- Available records -
--- Begin ---

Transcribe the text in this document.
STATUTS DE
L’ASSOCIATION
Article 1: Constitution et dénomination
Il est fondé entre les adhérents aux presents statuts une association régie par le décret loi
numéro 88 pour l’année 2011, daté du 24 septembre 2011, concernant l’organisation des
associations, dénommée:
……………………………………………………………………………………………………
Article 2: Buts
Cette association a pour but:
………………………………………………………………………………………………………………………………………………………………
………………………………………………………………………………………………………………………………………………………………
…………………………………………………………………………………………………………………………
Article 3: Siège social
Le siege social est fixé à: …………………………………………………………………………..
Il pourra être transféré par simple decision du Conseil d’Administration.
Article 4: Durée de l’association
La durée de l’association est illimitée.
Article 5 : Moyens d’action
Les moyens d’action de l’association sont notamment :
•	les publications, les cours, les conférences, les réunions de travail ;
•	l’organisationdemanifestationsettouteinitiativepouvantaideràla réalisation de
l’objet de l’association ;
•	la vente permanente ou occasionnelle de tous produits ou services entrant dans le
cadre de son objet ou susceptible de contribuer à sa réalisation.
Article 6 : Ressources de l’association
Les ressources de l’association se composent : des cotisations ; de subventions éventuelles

--- End ---

- Goal -
Write out every line exactly as it stands.

- The result -
Transcribe the text in this document.
STATUTS DE
L’ASSOCIATION
Article 1: Constitution et dénomination
Il est fondé entre les adhérents aux presents statuts une association régie par le décret loi
numéro 88 pour l’année 2011, daté du 24 septembre 2011, concernant l’organisation des
associations, dénommée:
……………………………………………………………………………………………………
Article 2: Buts
Cette association a pour but:
………………………………………………………………………………………………………………………………………………………………
………………………………………………………………………………………………………………………………………………………………
…………………………………………………………………………………………………………………………
Article 3: Siège social
Le siege social est fixé à: …………………………………………………………………………..
Il pourra être transféré par simple decision du Conseil d’Administration.
Article 4: Durée de l’association
La durée de l’association est illimitée.
Article 5 : Moyens d’action
Les moyens d’action de l’association sont notamment :
•	les publications, les cours, les conférences, les réunions de travail ;
•	l’organisationdemanifestationsettouteinitiativepouvantaideràla réalisation de
l’objet de l’association ;
•	la vente permanente ou occasionnelle de tous produits ou services entrant dans le
cadre de son objet ou susceptible de contribuer à sa réalisation.
Article 6 : Ressources de l’association
Les ressources de l’association se composent : des cotisations ; de subventions éventuelles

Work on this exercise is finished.